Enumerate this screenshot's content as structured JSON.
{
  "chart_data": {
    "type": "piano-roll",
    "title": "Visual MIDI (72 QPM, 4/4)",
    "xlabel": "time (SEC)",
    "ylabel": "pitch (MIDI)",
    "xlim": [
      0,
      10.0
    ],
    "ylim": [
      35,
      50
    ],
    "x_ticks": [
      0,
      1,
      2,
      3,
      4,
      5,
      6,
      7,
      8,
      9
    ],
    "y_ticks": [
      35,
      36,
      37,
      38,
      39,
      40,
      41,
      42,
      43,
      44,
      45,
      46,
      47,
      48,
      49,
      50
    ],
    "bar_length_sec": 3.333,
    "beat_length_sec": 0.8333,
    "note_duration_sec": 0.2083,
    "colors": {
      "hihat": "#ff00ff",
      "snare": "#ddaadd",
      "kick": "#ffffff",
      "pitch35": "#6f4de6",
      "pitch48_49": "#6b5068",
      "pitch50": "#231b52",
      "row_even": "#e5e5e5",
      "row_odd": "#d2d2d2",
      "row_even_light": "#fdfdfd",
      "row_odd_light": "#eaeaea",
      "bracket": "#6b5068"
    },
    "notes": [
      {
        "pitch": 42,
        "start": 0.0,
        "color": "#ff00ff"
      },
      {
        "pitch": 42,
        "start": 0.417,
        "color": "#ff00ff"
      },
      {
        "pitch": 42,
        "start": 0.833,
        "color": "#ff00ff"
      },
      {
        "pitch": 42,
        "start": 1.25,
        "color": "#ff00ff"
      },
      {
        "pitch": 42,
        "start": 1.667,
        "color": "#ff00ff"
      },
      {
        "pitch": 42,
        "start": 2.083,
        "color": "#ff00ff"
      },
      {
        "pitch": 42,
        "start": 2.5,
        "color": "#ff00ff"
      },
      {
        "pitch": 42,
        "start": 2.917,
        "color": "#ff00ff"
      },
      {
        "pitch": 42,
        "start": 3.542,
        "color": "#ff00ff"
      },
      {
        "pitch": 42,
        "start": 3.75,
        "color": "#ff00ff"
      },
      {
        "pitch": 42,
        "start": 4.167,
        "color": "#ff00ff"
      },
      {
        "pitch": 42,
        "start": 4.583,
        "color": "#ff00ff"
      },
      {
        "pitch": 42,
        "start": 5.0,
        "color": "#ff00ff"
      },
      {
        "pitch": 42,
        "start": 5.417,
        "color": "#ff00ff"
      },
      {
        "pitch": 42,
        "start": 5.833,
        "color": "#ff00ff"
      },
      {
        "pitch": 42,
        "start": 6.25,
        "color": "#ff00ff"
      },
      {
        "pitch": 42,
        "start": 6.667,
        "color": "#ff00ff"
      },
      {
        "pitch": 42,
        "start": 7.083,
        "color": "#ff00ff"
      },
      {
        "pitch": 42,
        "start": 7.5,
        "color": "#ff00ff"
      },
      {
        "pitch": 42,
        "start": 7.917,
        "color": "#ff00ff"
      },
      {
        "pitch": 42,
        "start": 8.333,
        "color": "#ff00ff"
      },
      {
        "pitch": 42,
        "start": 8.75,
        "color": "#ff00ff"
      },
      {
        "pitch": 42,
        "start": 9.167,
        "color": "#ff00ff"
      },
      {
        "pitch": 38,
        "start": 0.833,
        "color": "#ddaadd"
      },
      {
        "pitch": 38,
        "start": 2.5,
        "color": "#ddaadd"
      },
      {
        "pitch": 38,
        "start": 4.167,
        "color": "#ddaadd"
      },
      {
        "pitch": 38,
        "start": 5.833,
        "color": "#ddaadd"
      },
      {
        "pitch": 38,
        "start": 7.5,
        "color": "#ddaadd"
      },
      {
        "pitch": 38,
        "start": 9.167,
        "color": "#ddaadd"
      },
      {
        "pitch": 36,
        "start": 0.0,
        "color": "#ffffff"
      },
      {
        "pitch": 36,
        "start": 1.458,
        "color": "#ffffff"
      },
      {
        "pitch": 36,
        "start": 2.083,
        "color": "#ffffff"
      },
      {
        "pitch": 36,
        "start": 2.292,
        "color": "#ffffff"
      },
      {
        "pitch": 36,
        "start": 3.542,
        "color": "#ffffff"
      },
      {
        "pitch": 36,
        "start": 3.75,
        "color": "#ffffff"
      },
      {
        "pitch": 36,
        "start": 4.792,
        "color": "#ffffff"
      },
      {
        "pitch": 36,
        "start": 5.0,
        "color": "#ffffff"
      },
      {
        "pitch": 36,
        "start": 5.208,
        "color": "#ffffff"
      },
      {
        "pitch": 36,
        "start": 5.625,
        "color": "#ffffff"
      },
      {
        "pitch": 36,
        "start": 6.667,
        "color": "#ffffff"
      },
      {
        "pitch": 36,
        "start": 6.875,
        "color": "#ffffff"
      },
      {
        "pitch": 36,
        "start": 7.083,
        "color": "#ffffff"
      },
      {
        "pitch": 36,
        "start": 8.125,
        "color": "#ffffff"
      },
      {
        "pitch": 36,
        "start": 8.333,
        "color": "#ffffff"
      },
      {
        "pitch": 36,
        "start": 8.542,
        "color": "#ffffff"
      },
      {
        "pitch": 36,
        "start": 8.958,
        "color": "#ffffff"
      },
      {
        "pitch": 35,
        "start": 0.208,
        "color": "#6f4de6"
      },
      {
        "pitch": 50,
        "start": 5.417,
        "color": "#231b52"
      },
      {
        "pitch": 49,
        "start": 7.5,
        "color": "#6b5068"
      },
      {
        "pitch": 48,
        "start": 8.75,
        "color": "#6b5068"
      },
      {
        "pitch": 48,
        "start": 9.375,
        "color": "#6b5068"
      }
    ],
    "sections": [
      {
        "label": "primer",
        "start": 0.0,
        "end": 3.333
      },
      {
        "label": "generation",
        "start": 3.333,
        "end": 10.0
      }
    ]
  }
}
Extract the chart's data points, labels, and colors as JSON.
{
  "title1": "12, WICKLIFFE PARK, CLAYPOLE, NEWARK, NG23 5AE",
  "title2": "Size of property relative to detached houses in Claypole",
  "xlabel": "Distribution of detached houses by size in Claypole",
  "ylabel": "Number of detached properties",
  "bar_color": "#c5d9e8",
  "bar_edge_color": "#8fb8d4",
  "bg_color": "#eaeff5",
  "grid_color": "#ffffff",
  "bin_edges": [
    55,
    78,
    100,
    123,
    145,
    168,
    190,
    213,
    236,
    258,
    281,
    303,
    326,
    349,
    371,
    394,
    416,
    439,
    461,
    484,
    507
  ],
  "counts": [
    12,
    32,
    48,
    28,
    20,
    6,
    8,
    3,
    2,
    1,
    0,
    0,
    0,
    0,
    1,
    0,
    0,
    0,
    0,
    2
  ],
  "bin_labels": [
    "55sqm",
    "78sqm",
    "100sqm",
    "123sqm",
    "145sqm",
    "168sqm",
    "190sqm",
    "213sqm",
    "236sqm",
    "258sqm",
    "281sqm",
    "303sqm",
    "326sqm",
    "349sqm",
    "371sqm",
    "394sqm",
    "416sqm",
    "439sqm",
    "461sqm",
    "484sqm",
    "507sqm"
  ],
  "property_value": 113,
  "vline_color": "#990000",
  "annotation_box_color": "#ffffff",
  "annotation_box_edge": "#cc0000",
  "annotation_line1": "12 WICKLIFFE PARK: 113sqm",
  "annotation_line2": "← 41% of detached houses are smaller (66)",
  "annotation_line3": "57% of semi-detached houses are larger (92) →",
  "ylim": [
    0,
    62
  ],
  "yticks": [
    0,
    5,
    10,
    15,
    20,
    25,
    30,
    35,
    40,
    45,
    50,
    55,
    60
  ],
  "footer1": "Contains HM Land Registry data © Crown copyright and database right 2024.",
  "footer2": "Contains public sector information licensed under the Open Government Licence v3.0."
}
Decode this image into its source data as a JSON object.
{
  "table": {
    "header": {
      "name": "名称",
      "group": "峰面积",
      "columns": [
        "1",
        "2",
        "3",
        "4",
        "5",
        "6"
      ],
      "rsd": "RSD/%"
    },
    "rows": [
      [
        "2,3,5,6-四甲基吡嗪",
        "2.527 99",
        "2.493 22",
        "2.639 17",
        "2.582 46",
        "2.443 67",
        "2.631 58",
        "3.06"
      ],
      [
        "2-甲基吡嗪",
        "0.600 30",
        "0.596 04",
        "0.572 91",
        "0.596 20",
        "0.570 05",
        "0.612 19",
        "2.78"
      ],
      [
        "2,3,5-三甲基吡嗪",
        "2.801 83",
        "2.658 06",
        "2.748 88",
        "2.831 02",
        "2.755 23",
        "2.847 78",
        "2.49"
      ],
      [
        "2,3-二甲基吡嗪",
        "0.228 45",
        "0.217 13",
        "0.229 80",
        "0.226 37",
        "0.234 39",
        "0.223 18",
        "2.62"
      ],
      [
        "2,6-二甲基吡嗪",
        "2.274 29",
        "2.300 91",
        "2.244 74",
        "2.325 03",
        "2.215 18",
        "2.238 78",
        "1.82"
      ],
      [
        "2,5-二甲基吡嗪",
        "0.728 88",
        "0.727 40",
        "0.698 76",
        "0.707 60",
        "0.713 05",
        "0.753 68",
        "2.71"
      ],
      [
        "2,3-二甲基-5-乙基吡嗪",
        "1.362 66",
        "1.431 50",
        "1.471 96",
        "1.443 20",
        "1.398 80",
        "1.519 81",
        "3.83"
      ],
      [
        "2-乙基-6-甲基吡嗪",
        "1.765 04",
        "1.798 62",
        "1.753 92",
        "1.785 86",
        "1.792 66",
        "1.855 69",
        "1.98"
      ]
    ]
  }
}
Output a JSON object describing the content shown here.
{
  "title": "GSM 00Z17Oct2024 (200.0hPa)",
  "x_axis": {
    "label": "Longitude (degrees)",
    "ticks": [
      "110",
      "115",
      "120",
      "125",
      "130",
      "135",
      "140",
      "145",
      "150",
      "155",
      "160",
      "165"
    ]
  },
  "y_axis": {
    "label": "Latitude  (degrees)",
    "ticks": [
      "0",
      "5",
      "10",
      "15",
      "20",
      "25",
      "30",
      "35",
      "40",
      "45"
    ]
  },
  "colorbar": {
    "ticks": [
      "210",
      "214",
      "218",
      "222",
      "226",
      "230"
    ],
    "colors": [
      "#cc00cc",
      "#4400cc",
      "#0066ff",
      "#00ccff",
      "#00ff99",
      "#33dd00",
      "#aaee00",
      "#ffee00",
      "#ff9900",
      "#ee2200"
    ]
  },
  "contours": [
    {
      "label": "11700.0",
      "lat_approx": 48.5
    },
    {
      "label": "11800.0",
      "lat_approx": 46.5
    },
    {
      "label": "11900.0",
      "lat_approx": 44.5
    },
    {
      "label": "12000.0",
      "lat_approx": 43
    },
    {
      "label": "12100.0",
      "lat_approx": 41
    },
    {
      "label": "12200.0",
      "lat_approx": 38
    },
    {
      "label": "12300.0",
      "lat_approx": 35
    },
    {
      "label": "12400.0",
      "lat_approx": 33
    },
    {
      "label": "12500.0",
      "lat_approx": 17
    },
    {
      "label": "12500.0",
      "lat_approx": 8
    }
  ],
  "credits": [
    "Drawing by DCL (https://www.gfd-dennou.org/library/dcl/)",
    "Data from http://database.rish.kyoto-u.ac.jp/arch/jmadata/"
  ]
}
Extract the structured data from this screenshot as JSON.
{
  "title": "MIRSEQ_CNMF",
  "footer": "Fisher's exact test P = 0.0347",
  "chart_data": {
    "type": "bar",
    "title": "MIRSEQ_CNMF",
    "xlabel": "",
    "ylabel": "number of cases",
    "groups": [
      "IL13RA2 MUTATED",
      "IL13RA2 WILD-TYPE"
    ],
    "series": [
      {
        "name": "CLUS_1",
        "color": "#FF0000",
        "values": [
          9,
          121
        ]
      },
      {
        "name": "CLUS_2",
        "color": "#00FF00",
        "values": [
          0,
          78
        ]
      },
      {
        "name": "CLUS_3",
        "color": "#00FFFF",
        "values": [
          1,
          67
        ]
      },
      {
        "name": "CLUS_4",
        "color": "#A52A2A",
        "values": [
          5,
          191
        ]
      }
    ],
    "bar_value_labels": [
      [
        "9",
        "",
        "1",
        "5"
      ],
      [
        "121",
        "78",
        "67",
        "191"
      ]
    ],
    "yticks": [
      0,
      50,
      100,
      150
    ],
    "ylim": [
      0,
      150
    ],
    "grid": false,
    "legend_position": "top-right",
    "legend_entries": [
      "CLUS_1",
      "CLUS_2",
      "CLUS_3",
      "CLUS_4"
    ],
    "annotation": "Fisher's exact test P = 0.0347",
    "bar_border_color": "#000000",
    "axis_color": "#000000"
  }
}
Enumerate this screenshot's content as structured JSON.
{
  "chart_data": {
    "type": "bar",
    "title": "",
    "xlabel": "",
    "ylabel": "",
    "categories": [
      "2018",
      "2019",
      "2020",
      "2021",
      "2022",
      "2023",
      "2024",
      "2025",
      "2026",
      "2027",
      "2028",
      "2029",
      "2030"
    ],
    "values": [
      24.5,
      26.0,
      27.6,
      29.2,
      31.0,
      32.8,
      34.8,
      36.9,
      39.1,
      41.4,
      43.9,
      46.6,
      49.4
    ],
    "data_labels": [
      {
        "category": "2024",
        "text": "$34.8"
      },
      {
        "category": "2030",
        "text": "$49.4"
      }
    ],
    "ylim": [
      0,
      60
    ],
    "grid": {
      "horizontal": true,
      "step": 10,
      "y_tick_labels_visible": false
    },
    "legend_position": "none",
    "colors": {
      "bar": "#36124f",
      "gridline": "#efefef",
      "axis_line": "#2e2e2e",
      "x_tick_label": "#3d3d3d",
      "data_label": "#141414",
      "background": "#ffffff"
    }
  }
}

■ WRITTEN PROBLEM: Give the number of lines in the entries above that include the string "right". No other output is expected.

■ ANSWER TO THIS TASK: 2